Rewrite the material below with every "Bar" swapped for "Rectangle" and everything else unchanged. Leave out the picture.

═════ Records for the exercise ═════

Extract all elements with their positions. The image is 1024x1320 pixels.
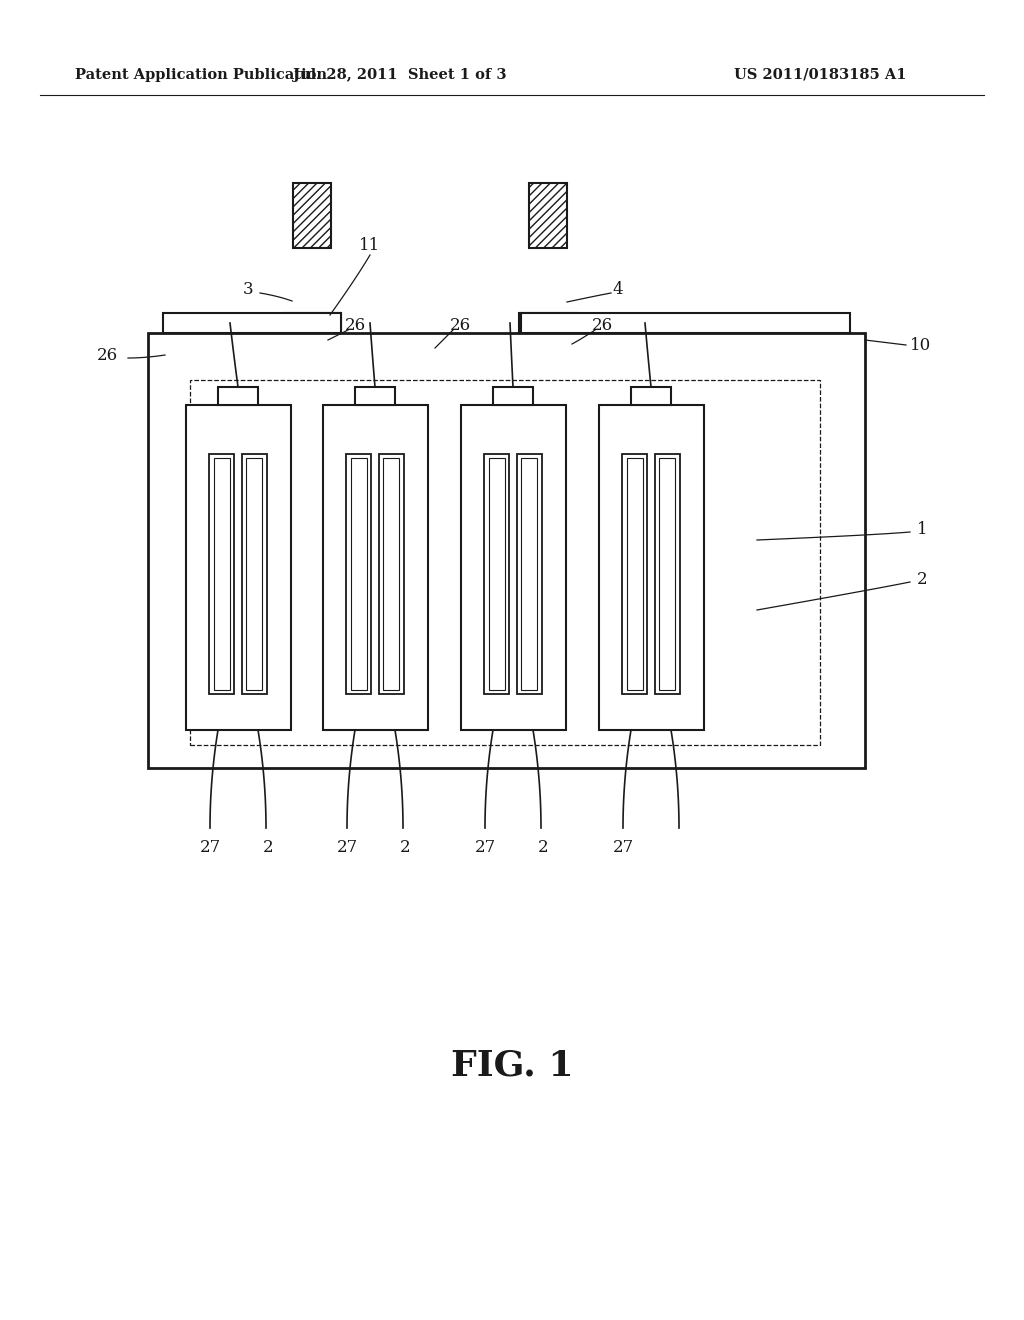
- Bar: [323, 405, 427, 730]
- Bar: [654, 454, 680, 694]
- Bar: [627, 458, 643, 690]
- Text: Jul. 28, 2011  Sheet 1 of 3: Jul. 28, 2011 Sheet 1 of 3: [293, 69, 507, 82]
- Bar: [209, 454, 234, 694]
- Bar: [218, 387, 258, 405]
- Text: 3: 3: [243, 281, 253, 298]
- Bar: [190, 380, 820, 744]
- Bar: [519, 313, 577, 333]
- Text: 26: 26: [592, 317, 612, 334]
- Text: FIG. 1: FIG. 1: [451, 1048, 573, 1082]
- Text: 26: 26: [344, 317, 366, 334]
- Text: 2: 2: [918, 572, 928, 589]
- Bar: [346, 454, 372, 694]
- Text: 11: 11: [359, 236, 381, 253]
- Bar: [350, 458, 367, 690]
- Bar: [484, 454, 509, 694]
- Text: 2: 2: [399, 840, 411, 857]
- Bar: [283, 313, 341, 333]
- Bar: [659, 458, 676, 690]
- Text: 27: 27: [200, 840, 220, 857]
- Text: 27: 27: [612, 840, 634, 857]
- Bar: [598, 405, 703, 730]
- Text: 2: 2: [538, 840, 548, 857]
- Bar: [488, 458, 505, 690]
- Bar: [214, 458, 229, 690]
- Bar: [529, 183, 567, 248]
- Text: 10: 10: [910, 337, 931, 354]
- Text: 4: 4: [612, 281, 624, 298]
- Text: 1: 1: [918, 521, 928, 539]
- Bar: [185, 405, 291, 730]
- Bar: [246, 458, 262, 690]
- Bar: [242, 454, 267, 694]
- Bar: [383, 458, 399, 690]
- Bar: [631, 387, 671, 405]
- Text: 2: 2: [263, 840, 273, 857]
- Bar: [521, 458, 538, 690]
- Bar: [379, 454, 403, 694]
- Text: 27: 27: [474, 840, 496, 857]
- Text: 27: 27: [336, 840, 357, 857]
- Bar: [163, 313, 341, 333]
- Bar: [623, 454, 647, 694]
- Bar: [148, 333, 865, 768]
- Bar: [461, 405, 565, 730]
- Text: 26: 26: [97, 346, 118, 363]
- Bar: [521, 313, 850, 333]
- Bar: [517, 454, 542, 694]
- Text: Patent Application Publication: Patent Application Publication: [75, 69, 327, 82]
- Bar: [293, 183, 331, 248]
- Text: 26: 26: [450, 317, 471, 334]
- Bar: [493, 387, 532, 405]
- Bar: [355, 387, 395, 405]
- Text: US 2011/0183185 A1: US 2011/0183185 A1: [734, 69, 906, 82]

═════

» Problem solution:
Extract all elements with their positions. The image is 1024x1320 pixels.
- Rectangle: [323, 405, 427, 730]
- Rectangle: [654, 454, 680, 694]
- Rectangle: [627, 458, 643, 690]
- Text: Jul. 28, 2011  Sheet 1 of 3: Jul. 28, 2011 Sheet 1 of 3: [293, 69, 507, 82]
- Rectangle: [209, 454, 234, 694]
- Rectangle: [218, 387, 258, 405]
- Text: 3: 3: [243, 281, 253, 298]
- Rectangle: [190, 380, 820, 744]
- Rectangle: [519, 313, 577, 333]
- Text: 26: 26: [592, 317, 612, 334]
- Text: FIG. 1: FIG. 1: [451, 1048, 573, 1082]
- Text: 26: 26: [344, 317, 366, 334]
- Text: 2: 2: [918, 572, 928, 589]
- Rectangle: [346, 454, 372, 694]
- Text: 11: 11: [359, 236, 381, 253]
- Rectangle: [350, 458, 367, 690]
- Rectangle: [484, 454, 509, 694]
- Text: 2: 2: [399, 840, 411, 857]
- Rectangle: [283, 313, 341, 333]
- Rectangle: [659, 458, 676, 690]
- Text: 27: 27: [200, 840, 220, 857]
- Text: 27: 27: [612, 840, 634, 857]
- Rectangle: [598, 405, 703, 730]
- Text: 2: 2: [538, 840, 548, 857]
- Rectangle: [488, 458, 505, 690]
- Rectangle: [214, 458, 229, 690]
- Rectangle: [529, 183, 567, 248]
- Text: 10: 10: [910, 337, 931, 354]
- Text: 4: 4: [612, 281, 624, 298]
- Text: 1: 1: [918, 521, 928, 539]
- Rectangle: [185, 405, 291, 730]
- Rectangle: [246, 458, 262, 690]
- Rectangle: [242, 454, 267, 694]
- Rectangle: [383, 458, 399, 690]
- Rectangle: [631, 387, 671, 405]
- Text: 2: 2: [263, 840, 273, 857]
- Rectangle: [521, 458, 538, 690]
- Rectangle: [379, 454, 403, 694]
- Text: 27: 27: [474, 840, 496, 857]
- Text: 27: 27: [336, 840, 357, 857]
- Rectangle: [163, 313, 341, 333]
- Rectangle: [623, 454, 647, 694]
- Rectangle: [148, 333, 865, 768]
- Rectangle: [461, 405, 565, 730]
- Text: 26: 26: [97, 346, 118, 363]
- Rectangle: [521, 313, 850, 333]
- Rectangle: [517, 454, 542, 694]
- Text: Patent Application Publication: Patent Application Publication: [75, 69, 327, 82]
- Rectangle: [293, 183, 331, 248]
- Text: 26: 26: [450, 317, 471, 334]
- Rectangle: [493, 387, 532, 405]
- Rectangle: [355, 387, 395, 405]
- Text: US 2011/0183185 A1: US 2011/0183185 A1: [734, 69, 906, 82]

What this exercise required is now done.